> [Written exercise]
For each line that holds "online", copy the line out.

╭─ Dataset records

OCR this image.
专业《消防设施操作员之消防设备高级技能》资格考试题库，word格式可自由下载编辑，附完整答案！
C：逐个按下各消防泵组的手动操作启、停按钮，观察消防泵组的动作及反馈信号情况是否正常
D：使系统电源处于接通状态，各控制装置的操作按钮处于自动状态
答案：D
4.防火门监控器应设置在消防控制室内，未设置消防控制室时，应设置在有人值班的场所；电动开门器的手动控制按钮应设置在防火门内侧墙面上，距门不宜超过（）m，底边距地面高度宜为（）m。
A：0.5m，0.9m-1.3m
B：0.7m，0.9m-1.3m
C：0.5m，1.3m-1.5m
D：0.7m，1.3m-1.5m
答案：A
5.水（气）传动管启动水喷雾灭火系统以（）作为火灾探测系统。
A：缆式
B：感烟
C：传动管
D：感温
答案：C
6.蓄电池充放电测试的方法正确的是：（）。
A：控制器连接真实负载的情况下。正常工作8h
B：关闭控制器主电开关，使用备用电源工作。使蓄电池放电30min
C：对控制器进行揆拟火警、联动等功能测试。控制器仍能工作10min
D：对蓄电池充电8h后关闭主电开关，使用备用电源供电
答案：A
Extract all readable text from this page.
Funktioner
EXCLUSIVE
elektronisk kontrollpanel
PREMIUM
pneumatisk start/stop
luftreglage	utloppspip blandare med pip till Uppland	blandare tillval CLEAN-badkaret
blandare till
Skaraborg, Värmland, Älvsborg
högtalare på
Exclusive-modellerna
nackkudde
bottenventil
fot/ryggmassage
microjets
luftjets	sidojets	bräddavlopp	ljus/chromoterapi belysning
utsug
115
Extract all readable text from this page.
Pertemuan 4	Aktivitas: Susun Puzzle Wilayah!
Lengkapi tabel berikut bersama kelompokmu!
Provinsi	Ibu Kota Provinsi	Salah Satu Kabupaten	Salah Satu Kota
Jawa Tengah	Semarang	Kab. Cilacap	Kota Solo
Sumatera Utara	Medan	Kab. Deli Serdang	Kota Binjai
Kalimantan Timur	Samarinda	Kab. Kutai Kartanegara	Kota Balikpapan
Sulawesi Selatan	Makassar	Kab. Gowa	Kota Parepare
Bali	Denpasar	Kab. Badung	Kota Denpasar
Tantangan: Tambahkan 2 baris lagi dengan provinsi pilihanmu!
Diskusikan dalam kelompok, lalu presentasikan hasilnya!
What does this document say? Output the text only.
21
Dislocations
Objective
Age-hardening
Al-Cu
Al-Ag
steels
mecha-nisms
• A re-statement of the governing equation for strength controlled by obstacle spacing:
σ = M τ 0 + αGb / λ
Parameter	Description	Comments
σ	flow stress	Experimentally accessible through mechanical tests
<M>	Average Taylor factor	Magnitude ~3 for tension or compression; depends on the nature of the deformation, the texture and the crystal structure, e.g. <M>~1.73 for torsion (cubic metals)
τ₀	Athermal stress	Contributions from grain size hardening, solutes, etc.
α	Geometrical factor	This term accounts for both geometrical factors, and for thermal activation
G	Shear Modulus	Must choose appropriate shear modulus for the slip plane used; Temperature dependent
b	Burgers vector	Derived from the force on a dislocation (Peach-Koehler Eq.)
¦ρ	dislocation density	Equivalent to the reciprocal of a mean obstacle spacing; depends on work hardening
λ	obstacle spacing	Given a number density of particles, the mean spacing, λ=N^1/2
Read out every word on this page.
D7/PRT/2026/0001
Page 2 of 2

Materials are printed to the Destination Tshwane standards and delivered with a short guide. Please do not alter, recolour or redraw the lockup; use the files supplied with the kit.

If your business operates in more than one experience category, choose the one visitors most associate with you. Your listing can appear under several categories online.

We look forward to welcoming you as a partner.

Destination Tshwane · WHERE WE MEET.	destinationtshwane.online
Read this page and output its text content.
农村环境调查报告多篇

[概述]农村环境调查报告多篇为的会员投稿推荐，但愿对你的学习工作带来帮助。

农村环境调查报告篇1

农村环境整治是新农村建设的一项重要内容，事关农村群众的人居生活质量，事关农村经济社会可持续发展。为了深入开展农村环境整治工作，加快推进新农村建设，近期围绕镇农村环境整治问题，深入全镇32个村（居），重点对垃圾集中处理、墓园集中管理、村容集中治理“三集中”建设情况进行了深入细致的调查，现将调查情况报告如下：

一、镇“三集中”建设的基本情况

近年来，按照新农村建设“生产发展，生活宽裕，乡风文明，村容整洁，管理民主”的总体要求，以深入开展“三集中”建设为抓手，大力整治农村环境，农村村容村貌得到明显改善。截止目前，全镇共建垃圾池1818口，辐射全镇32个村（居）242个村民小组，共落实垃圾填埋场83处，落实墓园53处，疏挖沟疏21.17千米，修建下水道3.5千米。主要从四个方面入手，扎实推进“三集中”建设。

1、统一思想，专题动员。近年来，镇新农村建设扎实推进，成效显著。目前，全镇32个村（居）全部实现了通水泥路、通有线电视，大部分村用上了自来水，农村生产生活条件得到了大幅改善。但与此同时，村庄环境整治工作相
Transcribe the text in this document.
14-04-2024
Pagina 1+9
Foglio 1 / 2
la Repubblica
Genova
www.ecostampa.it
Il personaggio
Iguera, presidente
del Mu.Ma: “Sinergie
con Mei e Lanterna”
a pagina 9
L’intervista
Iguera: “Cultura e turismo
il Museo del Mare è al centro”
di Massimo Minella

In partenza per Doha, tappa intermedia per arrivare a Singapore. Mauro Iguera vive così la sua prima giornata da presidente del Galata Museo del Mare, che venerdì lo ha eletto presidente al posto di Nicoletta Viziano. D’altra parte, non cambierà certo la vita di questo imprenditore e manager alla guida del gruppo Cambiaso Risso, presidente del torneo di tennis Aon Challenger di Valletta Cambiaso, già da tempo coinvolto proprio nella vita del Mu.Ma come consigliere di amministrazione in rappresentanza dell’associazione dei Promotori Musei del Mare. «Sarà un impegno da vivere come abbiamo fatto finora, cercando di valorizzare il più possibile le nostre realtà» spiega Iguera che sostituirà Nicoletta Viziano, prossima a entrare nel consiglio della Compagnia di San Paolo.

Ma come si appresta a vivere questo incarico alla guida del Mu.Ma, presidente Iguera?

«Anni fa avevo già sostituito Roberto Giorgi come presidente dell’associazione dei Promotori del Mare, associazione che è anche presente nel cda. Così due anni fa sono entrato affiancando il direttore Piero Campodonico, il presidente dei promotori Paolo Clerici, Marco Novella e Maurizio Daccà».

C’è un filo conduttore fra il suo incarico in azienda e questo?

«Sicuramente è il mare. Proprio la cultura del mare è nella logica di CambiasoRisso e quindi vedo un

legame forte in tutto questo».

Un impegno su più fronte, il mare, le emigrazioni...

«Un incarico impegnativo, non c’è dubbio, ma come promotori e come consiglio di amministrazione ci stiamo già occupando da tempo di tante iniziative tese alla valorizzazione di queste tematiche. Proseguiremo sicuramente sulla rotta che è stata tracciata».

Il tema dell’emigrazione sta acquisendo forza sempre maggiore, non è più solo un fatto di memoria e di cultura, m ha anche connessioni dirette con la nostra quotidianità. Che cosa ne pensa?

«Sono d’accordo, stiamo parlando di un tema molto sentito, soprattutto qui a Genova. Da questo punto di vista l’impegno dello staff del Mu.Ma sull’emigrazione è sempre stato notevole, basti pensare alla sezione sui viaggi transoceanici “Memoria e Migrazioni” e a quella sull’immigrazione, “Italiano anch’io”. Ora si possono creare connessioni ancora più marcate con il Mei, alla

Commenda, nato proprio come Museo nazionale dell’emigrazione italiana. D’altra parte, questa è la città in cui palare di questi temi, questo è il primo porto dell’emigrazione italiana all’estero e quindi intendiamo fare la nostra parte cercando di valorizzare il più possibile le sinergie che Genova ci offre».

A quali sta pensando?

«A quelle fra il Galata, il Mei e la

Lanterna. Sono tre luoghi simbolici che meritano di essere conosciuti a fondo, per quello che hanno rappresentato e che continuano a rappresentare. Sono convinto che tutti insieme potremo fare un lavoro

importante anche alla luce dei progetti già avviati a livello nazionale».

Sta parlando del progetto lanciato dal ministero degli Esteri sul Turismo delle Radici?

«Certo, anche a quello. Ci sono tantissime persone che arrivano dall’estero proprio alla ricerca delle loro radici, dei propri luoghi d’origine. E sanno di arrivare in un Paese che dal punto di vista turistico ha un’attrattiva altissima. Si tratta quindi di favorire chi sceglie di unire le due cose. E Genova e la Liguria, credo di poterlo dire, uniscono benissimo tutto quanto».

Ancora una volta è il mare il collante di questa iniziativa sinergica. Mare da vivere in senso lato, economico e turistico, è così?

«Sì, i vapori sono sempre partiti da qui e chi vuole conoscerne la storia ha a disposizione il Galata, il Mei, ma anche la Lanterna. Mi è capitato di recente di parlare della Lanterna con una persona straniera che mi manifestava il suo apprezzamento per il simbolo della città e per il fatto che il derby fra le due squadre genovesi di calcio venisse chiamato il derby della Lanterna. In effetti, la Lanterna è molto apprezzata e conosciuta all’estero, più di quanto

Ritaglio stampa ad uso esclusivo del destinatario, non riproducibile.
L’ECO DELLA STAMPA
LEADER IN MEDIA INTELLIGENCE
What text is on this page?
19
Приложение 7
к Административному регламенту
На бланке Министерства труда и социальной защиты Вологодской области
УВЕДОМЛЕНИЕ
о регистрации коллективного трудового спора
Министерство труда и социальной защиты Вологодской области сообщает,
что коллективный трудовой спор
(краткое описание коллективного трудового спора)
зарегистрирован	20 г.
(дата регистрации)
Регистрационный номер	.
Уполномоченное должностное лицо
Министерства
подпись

╰─

> [Output of the task]
If your business operates in more than one experience category, choose the one visitors most associate with you. Your listing can appear under several categories online.
Destination Tshwane · WHERE WE MEET.	destinationtshwane.online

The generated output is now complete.